%%
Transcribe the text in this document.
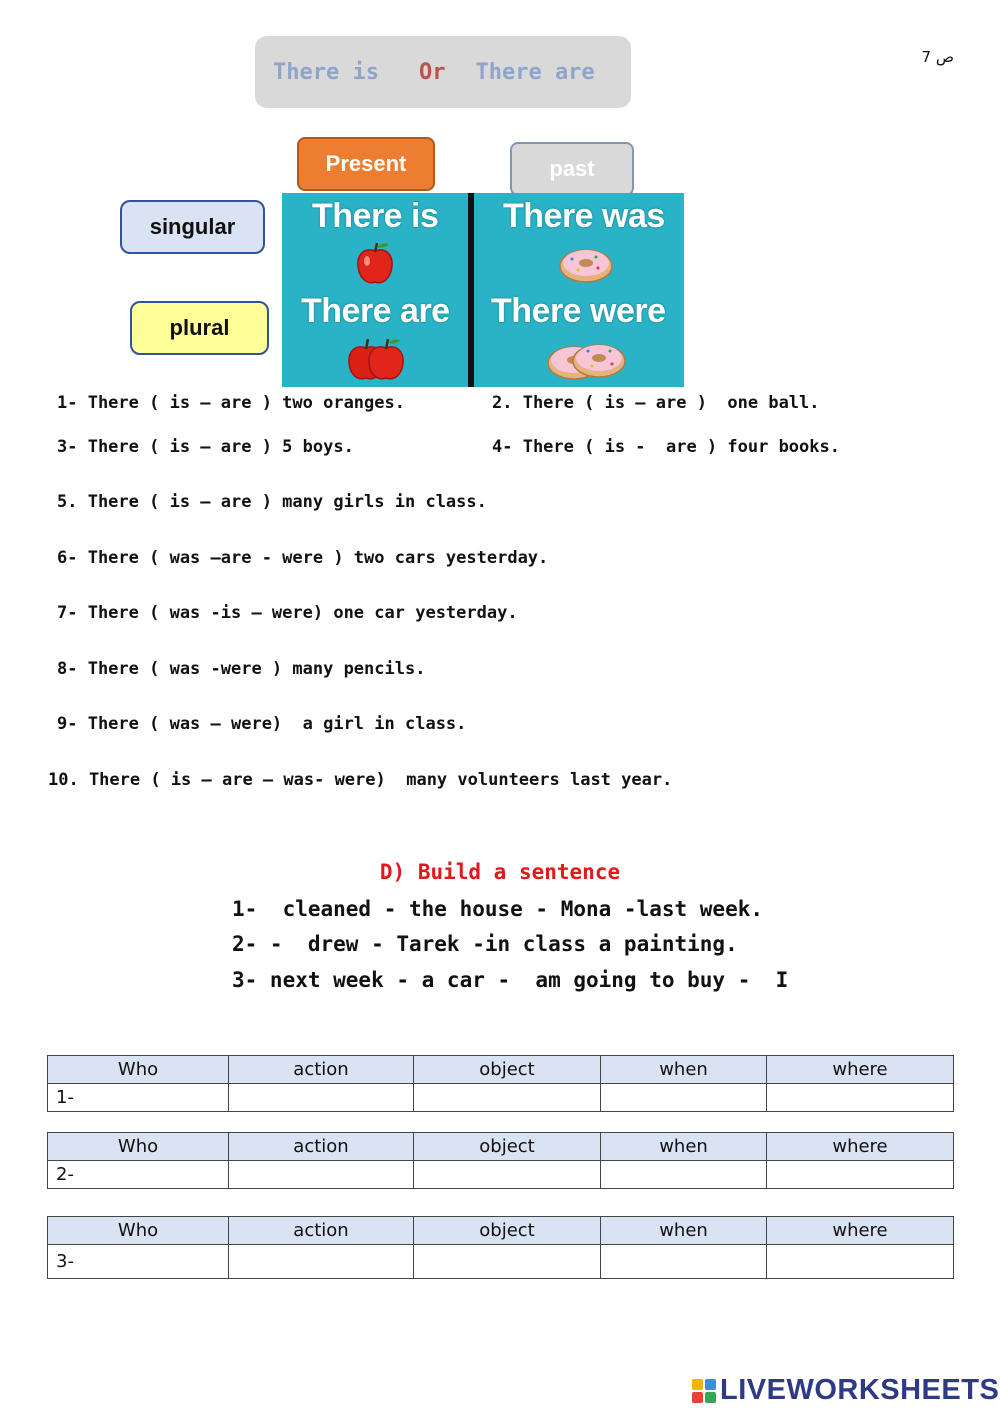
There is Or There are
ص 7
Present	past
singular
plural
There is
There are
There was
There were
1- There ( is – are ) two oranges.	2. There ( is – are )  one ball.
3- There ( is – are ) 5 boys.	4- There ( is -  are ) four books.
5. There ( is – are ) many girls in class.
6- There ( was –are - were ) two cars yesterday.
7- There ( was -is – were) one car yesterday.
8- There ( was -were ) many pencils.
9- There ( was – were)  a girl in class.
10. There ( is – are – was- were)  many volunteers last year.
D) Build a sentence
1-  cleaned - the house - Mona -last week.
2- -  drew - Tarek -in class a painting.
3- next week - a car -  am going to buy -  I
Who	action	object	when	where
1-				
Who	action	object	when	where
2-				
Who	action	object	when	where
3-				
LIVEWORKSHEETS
%%
%%
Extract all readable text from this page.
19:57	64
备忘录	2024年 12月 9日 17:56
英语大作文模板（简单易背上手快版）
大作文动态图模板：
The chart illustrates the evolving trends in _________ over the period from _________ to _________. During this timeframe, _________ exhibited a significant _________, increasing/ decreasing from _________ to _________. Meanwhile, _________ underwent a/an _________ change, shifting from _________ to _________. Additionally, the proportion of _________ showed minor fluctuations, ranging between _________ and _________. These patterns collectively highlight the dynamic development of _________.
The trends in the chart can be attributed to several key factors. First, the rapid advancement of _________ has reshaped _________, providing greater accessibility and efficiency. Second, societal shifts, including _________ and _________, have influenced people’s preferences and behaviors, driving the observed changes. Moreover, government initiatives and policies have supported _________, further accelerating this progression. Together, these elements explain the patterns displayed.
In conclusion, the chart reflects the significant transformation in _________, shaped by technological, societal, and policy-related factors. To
%%
• Your objective
In the listing, find all lines with the string "last" and copy them.

• Answer for the task
10. There ( is – are – was- were)  many volunteers last year.
1-  cleaned - the house - Mona -last week.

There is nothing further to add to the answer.